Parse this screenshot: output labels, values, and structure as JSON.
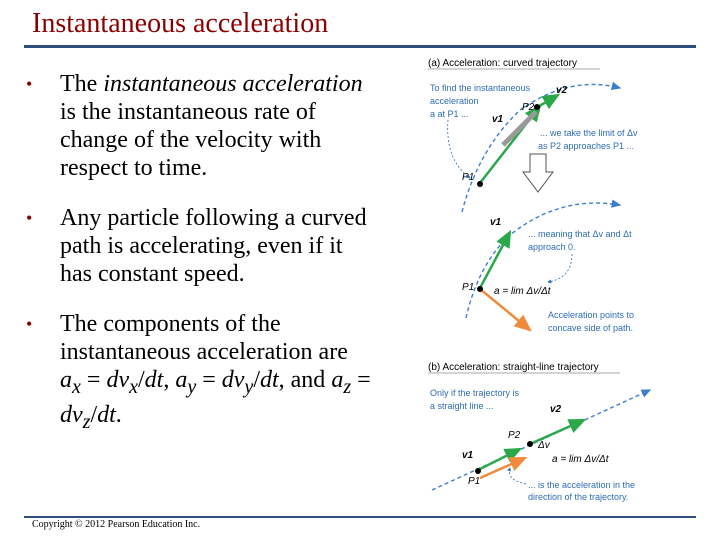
{
  "slide": {
    "title": "Instantaneous acceleration",
    "copyright": "Copyright © 2012 Pearson Education Inc."
  },
  "bullets": [
    {
      "segments": [
        "The ",
        "instantaneous acceleration",
        " is the instantaneous rate of change of the velocity with respect to time."
      ]
    },
    {
      "text": "Any particle following a curved path is accelerating, even if it has constant speed."
    },
    {
      "segments": [
        "The components of the instantaneous acceleration are ",
        "a",
        "x",
        " = ",
        "dv",
        "x",
        "/",
        "dt",
        ", ",
        "a",
        "y",
        " = ",
        "dv",
        "y",
        "/",
        "dt",
        ", and ",
        "a",
        "z",
        " = ",
        "dv",
        "z",
        "/",
        "dt",
        "."
      ]
    }
  ],
  "figure_a": {
    "heading": "(a) Acceleration: curved trajectory",
    "note_find": [
      "To find the instantaneous",
      "acceleration",
      "a at P1 ..."
    ],
    "note_limit": [
      "... we take the limit of Δv",
      "as P2 approaches P1 ..."
    ],
    "note_meaning": [
      "... meaning that Δv and Δt",
      "approach 0."
    ],
    "note_points": [
      "Acceleration points to",
      "concave side of path."
    ],
    "label_v1": "v1",
    "label_v2": "v2",
    "label_p1": "P1",
    "label_p2": "P2",
    "label_a": "a = lim Δv/Δt"
  },
  "figure_b": {
    "heading": "(b) Acceleration: straight-line trajectory",
    "note_only": [
      "Only if the trajectory is",
      "a straight line ..."
    ],
    "note_is": [
      "... is the acceleration in the",
      "direction of the trajectory."
    ],
    "label_v1": "v1",
    "label_v2": "v2",
    "label_p1": "P1",
    "label_p2": "P2",
    "label_dv": "Δv",
    "label_a": "a = lim Δv/Δt"
  },
  "colors": {
    "title": "#8b0000",
    "rule": "#2e4e7e",
    "velocity": "#2aa84a",
    "acceleration": "#f08a3c",
    "path": "#3a7fd0",
    "note": "#2e6db4"
  }
}
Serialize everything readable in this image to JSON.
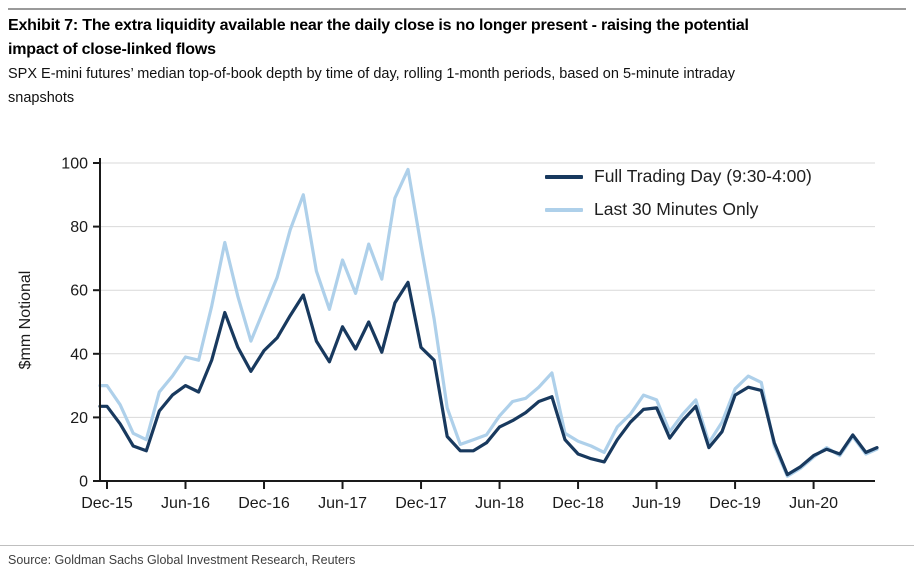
{
  "header": {
    "title_lines": [
      "Exhibit 7: The extra liquidity available near the daily close is no longer present - raising the potential",
      "impact of close-linked flows"
    ],
    "subtitle_lines": [
      "SPX E-mini futures’ median top-of-book depth by time of day, rolling 1-month periods, based on 5-minute intraday",
      "snapshots"
    ]
  },
  "footer": {
    "source": "Source: Goldman Sachs Global Investment Research, Reuters"
  },
  "colors": {
    "full_day_line": "#18395e",
    "last30_line": "#aed0ea",
    "grid": "#d9d9d9",
    "axis": "#1a1a1a",
    "tick_label": "#1a1a1a"
  },
  "chart_data": {
    "type": "line",
    "title": "",
    "xlabel": "",
    "ylabel": "$mm Notional",
    "ylim": [
      0,
      100
    ],
    "yticks": [
      0,
      20,
      40,
      60,
      80,
      100
    ],
    "grid": "horizontal-only",
    "legend_position": "top-right",
    "xtick_labels": [
      "Dec-15",
      "Jun-16",
      "Dec-16",
      "Jun-17",
      "Dec-17",
      "Jun-18",
      "Dec-18",
      "Jun-19",
      "Dec-19",
      "Jun-20"
    ],
    "x_months": [
      "Dec-15",
      "Jan-16",
      "Feb-16",
      "Mar-16",
      "Apr-16",
      "May-16",
      "Jun-16",
      "Jul-16",
      "Aug-16",
      "Sep-16",
      "Oct-16",
      "Nov-16",
      "Dec-16",
      "Jan-17",
      "Feb-17",
      "Mar-17",
      "Apr-17",
      "May-17",
      "Jun-17",
      "Jul-17",
      "Aug-17",
      "Sep-17",
      "Oct-17",
      "Nov-17",
      "Dec-17",
      "Jan-18",
      "Feb-18",
      "Mar-18",
      "Apr-18",
      "May-18",
      "Jun-18",
      "Jul-18",
      "Aug-18",
      "Sep-18",
      "Oct-18",
      "Nov-18",
      "Dec-18",
      "Jan-19",
      "Feb-19",
      "Mar-19",
      "Apr-19",
      "May-19",
      "Jun-19",
      "Jul-19",
      "Aug-19",
      "Sep-19",
      "Oct-19",
      "Nov-19",
      "Dec-19",
      "Jan-20",
      "Feb-20",
      "Mar-20",
      "Apr-20",
      "May-20",
      "Jun-20",
      "Jul-20",
      "Aug-20",
      "Sep-20",
      "Oct-20",
      "Nov-20"
    ],
    "series": [
      {
        "name": "Full Trading Day (9:30-4:00)",
        "color": "#18395e",
        "values": [
          23.5,
          18,
          11,
          9.5,
          22,
          27,
          30,
          28,
          38,
          53,
          42,
          34.5,
          41,
          45,
          52,
          58.5,
          44,
          37.5,
          48.5,
          41.5,
          50,
          40.5,
          56,
          62.5,
          42,
          38,
          14,
          9.5,
          9.5,
          12,
          17,
          19,
          21.5,
          25,
          26.5,
          13,
          8.5,
          7,
          6,
          13,
          18.5,
          22.5,
          23,
          13.5,
          19,
          23.5,
          10.5,
          15.5,
          27,
          29.5,
          28.5,
          12,
          2,
          4.5,
          8,
          10,
          8.5,
          14.5,
          9,
          10.5
        ]
      },
      {
        "name": "Last 30 Minutes Only",
        "color": "#aed0ea",
        "values": [
          30,
          24,
          15,
          13,
          28,
          33,
          39,
          38,
          55,
          75,
          58,
          44,
          54,
          64,
          79,
          90,
          66,
          54,
          69.5,
          59,
          74.5,
          63.5,
          89,
          98,
          74,
          51,
          23,
          11.5,
          13,
          14.5,
          20.5,
          25,
          26,
          29.5,
          34,
          15,
          12.5,
          11,
          9,
          17,
          21,
          27,
          25.5,
          15.5,
          21,
          25.5,
          12,
          18.5,
          29,
          33,
          31,
          11,
          1.5,
          4,
          7.5,
          10.5,
          8,
          14,
          8.5,
          10
        ]
      }
    ]
  }
}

= = = = = = =

> **WHAT IS BEING ASKED**
Copy the material exactly. Do not include the pictures.

> **COMPLETE OUTPUT**
Parse this screenshot: output labels, values, and structure as JSON.
{
  "slide": {
    "title": "Instantaneous acceleration",
    "copyright": "Copyright © 2012 Pearson Education Inc."
  },
  "bullets": [
    {
      "segments": [
        "The ",
        "instantaneous acceleration",
        " is the instantaneous rate of change of the velocity with respect to time."
      ]
    },
    {
      "text": "Any particle following a curved path is accelerating, even if it has constant speed."
    },
    {
      "segments": [
        "The components of the instantaneous acceleration are ",
        "a",
        "x",
        " = ",
        "dv",
        "x",
        "/",
        "dt",
        ", ",
        "a",
        "y",
        " = ",
        "dv",
        "y",
        "/",
        "dt",
        ", and ",
        "a",
        "z",
        " = ",
        "dv",
        "z",
        "/",
        "dt",
        "."
      ]
    }
  ],
  "figure_a": {
    "heading": "(a) Acceleration: curved trajectory",
    "note_find": [
      "To find the instantaneous",
      "acceleration",
      "a at P1 ..."
    ],
    "note_limit": [
      "... we take the limit of Δv",
      "as P2 approaches P1 ..."
    ],
    "note_meaning": [
      "... meaning that Δv and Δt",
      "approach 0."
    ],
    "note_points": [
      "Acceleration points to",
      "concave side of path."
    ],
    "label_v1": "v1",
    "label_v2": "v2",
    "label_p1": "P1",
    "label_p2": "P2",
    "label_a": "a = lim Δv/Δt"
  },
  "figure_b": {
    "heading": "(b) Acceleration: straight-line trajectory",
    "note_only": [
      "Only if the trajectory is",
      "a straight line ..."
    ],
    "note_is": [
      "... is the acceleration in the",
      "direction of the trajectory."
    ],
    "label_v1": "v1",
    "label_v2": "v2",
    "label_p1": "P1",
    "label_p2": "P2",
    "label_dv": "Δv",
    "label_a": "a = lim Δv/Δt"
  },
  "colors": {
    "title": "#8b0000",
    "rule": "#2e4e7e",
    "velocity": "#2aa84a",
    "acceleration": "#f08a3c",
    "path": "#3a7fd0",
    "note": "#2e6db4"
  }
}
Serialize everything readable in this image to JSON.
{
  "header": {
    "title_lines": [
      "Exhibit 7: The extra liquidity available near the daily close is no longer present - raising the potential",
      "impact of close-linked flows"
    ],
    "subtitle_lines": [
      "SPX E-mini futures’ median top-of-book depth by time of day, rolling 1-month periods, based on 5-minute intraday",
      "snapshots"
    ]
  },
  "footer": {
    "source": "Source: Goldman Sachs Global Investment Research, Reuters"
  },
  "colors": {
    "full_day_line": "#18395e",
    "last30_line": "#aed0ea",
    "grid": "#d9d9d9",
    "axis": "#1a1a1a",
    "tick_label": "#1a1a1a"
  },
  "chart_data": {
    "type": "line",
    "title": "",
    "xlabel": "",
    "ylabel": "$mm Notional",
    "ylim": [
      0,
      100
    ],
    "yticks": [
      0,
      20,
      40,
      60,
      80,
      100
    ],
    "grid": "horizontal-only",
    "legend_position": "top-right",
    "xtick_labels": [
      "Dec-15",
      "Jun-16",
      "Dec-16",
      "Jun-17",
      "Dec-17",
      "Jun-18",
      "Dec-18",
      "Jun-19",
      "Dec-19",
      "Jun-20"
    ],
    "x_months": [
      "Dec-15",
      "Jan-16",
      "Feb-16",
      "Mar-16",
      "Apr-16",
      "May-16",
      "Jun-16",
      "Jul-16",
      "Aug-16",
      "Sep-16",
      "Oct-16",
      "Nov-16",
      "Dec-16",
      "Jan-17",
      "Feb-17",
      "Mar-17",
      "Apr-17",
      "May-17",
      "Jun-17",
      "Jul-17",
      "Aug-17",
      "Sep-17",
      "Oct-17",
      "Nov-17",
      "Dec-17",
      "Jan-18",
      "Feb-18",
      "Mar-18",
      "Apr-18",
      "May-18",
      "Jun-18",
      "Jul-18",
      "Aug-18",
      "Sep-18",
      "Oct-18",
      "Nov-18",
      "Dec-18",
      "Jan-19",
      "Feb-19",
      "Mar-19",
      "Apr-19",
      "May-19",
      "Jun-19",
      "Jul-19",
      "Aug-19",
      "Sep-19",
      "Oct-19",
      "Nov-19",
      "Dec-19",
      "Jan-20",
      "Feb-20",
      "Mar-20",
      "Apr-20",
      "May-20",
      "Jun-20",
      "Jul-20",
      "Aug-20",
      "Sep-20",
      "Oct-20",
      "Nov-20"
    ],
    "series": [
      {
        "name": "Full Trading Day (9:30-4:00)",
        "color": "#18395e",
        "values": [
          23.5,
          18,
          11,
          9.5,
          22,
          27,
          30,
          28,
          38,
          53,
          42,
          34.5,
          41,
          45,
          52,
          58.5,
          44,
          37.5,
          48.5,
          41.5,
          50,
          40.5,
          56,
          62.5,
          42,
          38,
          14,
          9.5,
          9.5,
          12,
          17,
          19,
          21.5,
          25,
          26.5,
          13,
          8.5,
          7,
          6,
          13,
          18.5,
          22.5,
          23,
          13.5,
          19,
          23.5,
          10.5,
          15.5,
          27,
          29.5,
          28.5,
          12,
          2,
          4.5,
          8,
          10,
          8.5,
          14.5,
          9,
          10.5
        ]
      },
      {
        "name": "Last 30 Minutes Only",
        "color": "#aed0ea",
        "values": [
          30,
          24,
          15,
          13,
          28,
          33,
          39,
          38,
          55,
          75,
          58,
          44,
          54,
          64,
          79,
          90,
          66,
          54,
          69.5,
          59,
          74.5,
          63.5,
          89,
          98,
          74,
          51,
          23,
          11.5,
          13,
          14.5,
          20.5,
          25,
          26,
          29.5,
          34,
          15,
          12.5,
          11,
          9,
          17,
          21,
          27,
          25.5,
          15.5,
          21,
          25.5,
          12,
          18.5,
          29,
          33,
          31,
          11,
          1.5,
          4,
          7.5,
          10.5,
          8,
          14,
          8.5,
          10
        ]
      }
    ]
  }
}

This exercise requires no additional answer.